**Task brief:** Skip the pictures. Copy all the rest of the records down exactly.

**The input:**
************

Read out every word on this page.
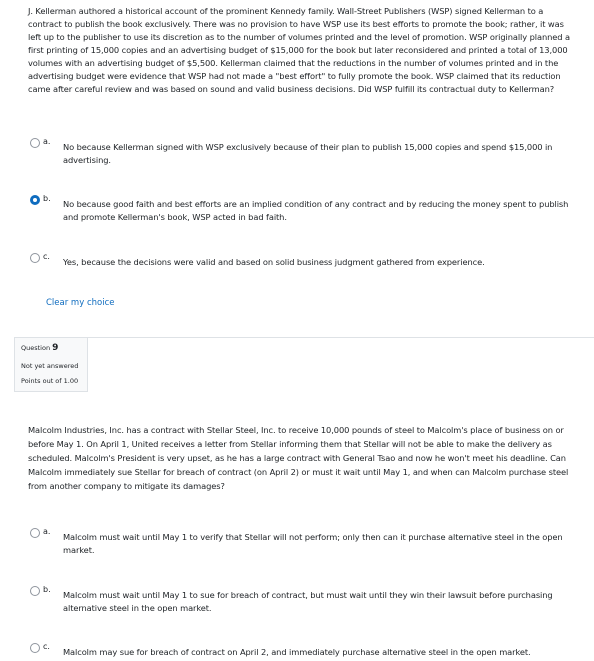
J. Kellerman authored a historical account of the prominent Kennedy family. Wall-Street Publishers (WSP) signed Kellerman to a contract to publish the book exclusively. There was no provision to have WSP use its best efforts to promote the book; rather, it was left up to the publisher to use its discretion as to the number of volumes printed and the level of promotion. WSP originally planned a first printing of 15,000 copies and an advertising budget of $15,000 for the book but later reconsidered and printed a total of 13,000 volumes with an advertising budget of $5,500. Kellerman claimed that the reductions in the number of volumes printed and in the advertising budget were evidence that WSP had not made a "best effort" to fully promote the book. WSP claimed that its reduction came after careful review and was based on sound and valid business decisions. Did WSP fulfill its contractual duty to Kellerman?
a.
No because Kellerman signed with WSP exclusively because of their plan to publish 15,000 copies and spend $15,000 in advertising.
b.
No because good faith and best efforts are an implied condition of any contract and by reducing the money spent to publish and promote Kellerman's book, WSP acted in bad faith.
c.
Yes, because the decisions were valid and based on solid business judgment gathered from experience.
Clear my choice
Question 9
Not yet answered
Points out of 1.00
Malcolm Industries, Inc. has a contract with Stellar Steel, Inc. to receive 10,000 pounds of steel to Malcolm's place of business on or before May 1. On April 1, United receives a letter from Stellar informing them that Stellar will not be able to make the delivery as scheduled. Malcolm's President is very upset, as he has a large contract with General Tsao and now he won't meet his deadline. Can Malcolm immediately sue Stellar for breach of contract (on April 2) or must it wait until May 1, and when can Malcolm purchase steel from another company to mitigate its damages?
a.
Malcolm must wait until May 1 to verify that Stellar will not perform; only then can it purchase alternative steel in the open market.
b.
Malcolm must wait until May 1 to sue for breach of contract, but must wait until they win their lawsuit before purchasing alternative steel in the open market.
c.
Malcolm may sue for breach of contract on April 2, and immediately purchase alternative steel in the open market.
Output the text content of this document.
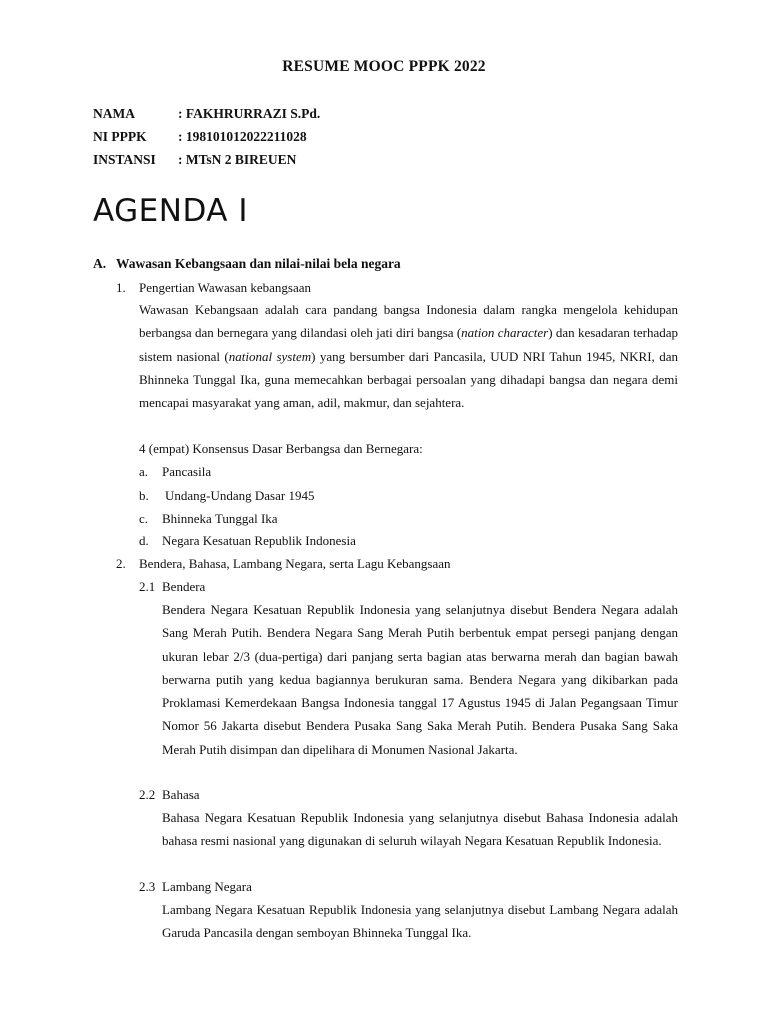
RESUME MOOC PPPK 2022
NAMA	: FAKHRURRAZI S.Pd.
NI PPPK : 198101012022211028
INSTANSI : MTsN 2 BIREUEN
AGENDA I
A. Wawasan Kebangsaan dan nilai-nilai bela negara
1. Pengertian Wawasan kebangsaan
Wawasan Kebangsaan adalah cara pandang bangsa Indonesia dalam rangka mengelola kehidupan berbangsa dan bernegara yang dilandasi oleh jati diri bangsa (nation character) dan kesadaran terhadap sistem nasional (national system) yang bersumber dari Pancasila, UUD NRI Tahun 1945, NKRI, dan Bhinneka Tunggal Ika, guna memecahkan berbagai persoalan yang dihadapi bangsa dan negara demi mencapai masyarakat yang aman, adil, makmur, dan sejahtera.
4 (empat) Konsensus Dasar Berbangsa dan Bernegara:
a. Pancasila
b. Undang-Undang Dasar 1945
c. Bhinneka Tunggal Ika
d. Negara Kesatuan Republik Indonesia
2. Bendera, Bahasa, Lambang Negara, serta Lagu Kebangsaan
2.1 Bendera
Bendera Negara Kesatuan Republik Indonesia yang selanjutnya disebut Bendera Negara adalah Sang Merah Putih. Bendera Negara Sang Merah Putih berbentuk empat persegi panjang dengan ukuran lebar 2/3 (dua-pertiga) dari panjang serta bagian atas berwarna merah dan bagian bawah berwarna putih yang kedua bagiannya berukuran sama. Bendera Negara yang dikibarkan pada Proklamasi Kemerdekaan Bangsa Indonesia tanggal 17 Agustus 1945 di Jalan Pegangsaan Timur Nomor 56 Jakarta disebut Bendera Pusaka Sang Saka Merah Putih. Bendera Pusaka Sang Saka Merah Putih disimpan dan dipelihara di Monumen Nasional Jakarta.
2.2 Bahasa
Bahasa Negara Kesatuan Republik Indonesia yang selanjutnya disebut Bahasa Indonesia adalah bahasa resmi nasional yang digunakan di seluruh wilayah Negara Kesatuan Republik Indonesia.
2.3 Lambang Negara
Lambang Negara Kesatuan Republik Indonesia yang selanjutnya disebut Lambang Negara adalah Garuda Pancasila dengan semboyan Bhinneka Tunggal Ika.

************

**Solution to this exercise:**
Read out every word on this page.
J. Kellerman authored a historical account of the prominent Kennedy family. Wall-Street Publishers (WSP) signed Kellerman to a contract to publish the book exclusively. There was no provision to have WSP use its best efforts to promote the book; rather, it was left up to the publisher to use its discretion as to the number of volumes printed and the level of promotion. WSP originally planned a first printing of 15,000 copies and an advertising budget of $15,000 for the book but later reconsidered and printed a total of 13,000 volumes with an advertising budget of $5,500. Kellerman claimed that the reductions in the number of volumes printed and in the advertising budget were evidence that WSP had not made a "best effort" to fully promote the book. WSP claimed that its reduction came after careful review and was based on sound and valid business decisions. Did WSP fulfill its contractual duty to Kellerman?
a.
No because Kellerman signed with WSP exclusively because of their plan to publish 15,000 copies and spend $15,000 in advertising.
b.
No because good faith and best efforts are an implied condition of any contract and by reducing the money spent to publish and promote Kellerman's book, WSP acted in bad faith.
c.
Yes, because the decisions were valid and based on solid business judgment gathered from experience.
Clear my choice
Question 9
Not yet answered
Points out of 1.00
Malcolm Industries, Inc. has a contract with Stellar Steel, Inc. to receive 10,000 pounds of steel to Malcolm's place of business on or before May 1. On April 1, United receives a letter from Stellar informing them that Stellar will not be able to make the delivery as scheduled. Malcolm's President is very upset, as he has a large contract with General Tsao and now he won't meet his deadline. Can Malcolm immediately sue Stellar for breach of contract (on April 2) or must it wait until May 1, and when can Malcolm purchase steel from another company to mitigate its damages?
a.
Malcolm must wait until May 1 to verify that Stellar will not perform; only then can it purchase alternative steel in the open market.
b.
Malcolm must wait until May 1 to sue for breach of contract, but must wait until they win their lawsuit before purchasing alternative steel in the open market.
c.
Malcolm may sue for breach of contract on April 2, and immediately purchase alternative steel in the open market.
Output the text content of this document.
RESUME MOOC PPPK 2022
NAMA	: FAKHRURRAZI S.Pd.
NI PPPK : 198101012022211028
INSTANSI : MTsN 2 BIREUEN
AGENDA I
A. Wawasan Kebangsaan dan nilai-nilai bela negara
1. Pengertian Wawasan kebangsaan
Wawasan Kebangsaan adalah cara pandang bangsa Indonesia dalam rangka mengelola kehidupan berbangsa dan bernegara yang dilandasi oleh jati diri bangsa (nation character) dan kesadaran terhadap sistem nasional (national system) yang bersumber dari Pancasila, UUD NRI Tahun 1945, NKRI, dan Bhinneka Tunggal Ika, guna memecahkan berbagai persoalan yang dihadapi bangsa dan negara demi mencapai masyarakat yang aman, adil, makmur, dan sejahtera.
4 (empat) Konsensus Dasar Berbangsa dan Bernegara:
a. Pancasila
b. Undang-Undang Dasar 1945
c. Bhinneka Tunggal Ika
d. Negara Kesatuan Republik Indonesia
2. Bendera, Bahasa, Lambang Negara, serta Lagu Kebangsaan
2.1 Bendera
Bendera Negara Kesatuan Republik Indonesia yang selanjutnya disebut Bendera Negara adalah Sang Merah Putih. Bendera Negara Sang Merah Putih berbentuk empat persegi panjang dengan ukuran lebar 2/3 (dua-pertiga) dari panjang serta bagian atas berwarna merah dan bagian bawah berwarna putih yang kedua bagiannya berukuran sama. Bendera Negara yang dikibarkan pada Proklamasi Kemerdekaan Bangsa Indonesia tanggal 17 Agustus 1945 di Jalan Pegangsaan Timur Nomor 56 Jakarta disebut Bendera Pusaka Sang Saka Merah Putih. Bendera Pusaka Sang Saka Merah Putih disimpan dan dipelihara di Monumen Nasional Jakarta.
2.2 Bahasa
Bahasa Negara Kesatuan Republik Indonesia yang selanjutnya disebut Bahasa Indonesia adalah bahasa resmi nasional yang digunakan di seluruh wilayah Negara Kesatuan Republik Indonesia.
2.3 Lambang Negara
Lambang Negara Kesatuan Republik Indonesia yang selanjutnya disebut Lambang Negara adalah Garuda Pancasila dengan semboyan Bhinneka Tunggal Ika.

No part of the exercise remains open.